DESCRIPTION OF THE TASK
Make an exact copy of the lines below.

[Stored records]
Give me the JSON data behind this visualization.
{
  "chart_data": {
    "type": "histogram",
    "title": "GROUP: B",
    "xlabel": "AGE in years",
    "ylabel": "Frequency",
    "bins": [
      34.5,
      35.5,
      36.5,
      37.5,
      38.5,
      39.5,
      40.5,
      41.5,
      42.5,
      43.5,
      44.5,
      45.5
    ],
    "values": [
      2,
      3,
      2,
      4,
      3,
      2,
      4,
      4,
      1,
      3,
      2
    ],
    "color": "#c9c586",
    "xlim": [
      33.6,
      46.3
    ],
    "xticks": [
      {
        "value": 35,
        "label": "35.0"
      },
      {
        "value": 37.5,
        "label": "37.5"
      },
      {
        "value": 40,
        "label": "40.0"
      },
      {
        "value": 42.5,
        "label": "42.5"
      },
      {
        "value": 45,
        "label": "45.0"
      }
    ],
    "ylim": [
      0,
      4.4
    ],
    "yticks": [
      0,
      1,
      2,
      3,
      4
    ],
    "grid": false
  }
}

RESPONSE
Give me the JSON data behind this visualization.
{
  "chart_data": {
    "type": "histogram",
    "title": "GROUP: B",
    "xlabel": "AGE in years",
    "ylabel": "Frequency",
    "bins": [
      34.5,
      35.5,
      36.5,
      37.5,
      38.5,
      39.5,
      40.5,
      41.5,
      42.5,
      43.5,
      44.5,
      45.5
    ],
    "values": [
      2,
      3,
      2,
      4,
      3,
      2,
      4,
      4,
      1,
      3,
      2
    ],
    "color": "#c9c586",
    "xlim": [
      33.6,
      46.3
    ],
    "xticks": [
      {
        "value": 35,
        "label": "35.0"
      },
      {
        "value": 37.5,
        "label": "37.5"
      },
      {
        "value": 40,
        "label": "40.0"
      },
      {
        "value": 42.5,
        "label": "42.5"
      },
      {
        "value": 45,
        "label": "45.0"
      }
    ],
    "ylim": [
      0,
      4.4
    ],
    "yticks": [
      0,
      1,
      2,
      3,
      4
    ],
    "grid": false
  }
}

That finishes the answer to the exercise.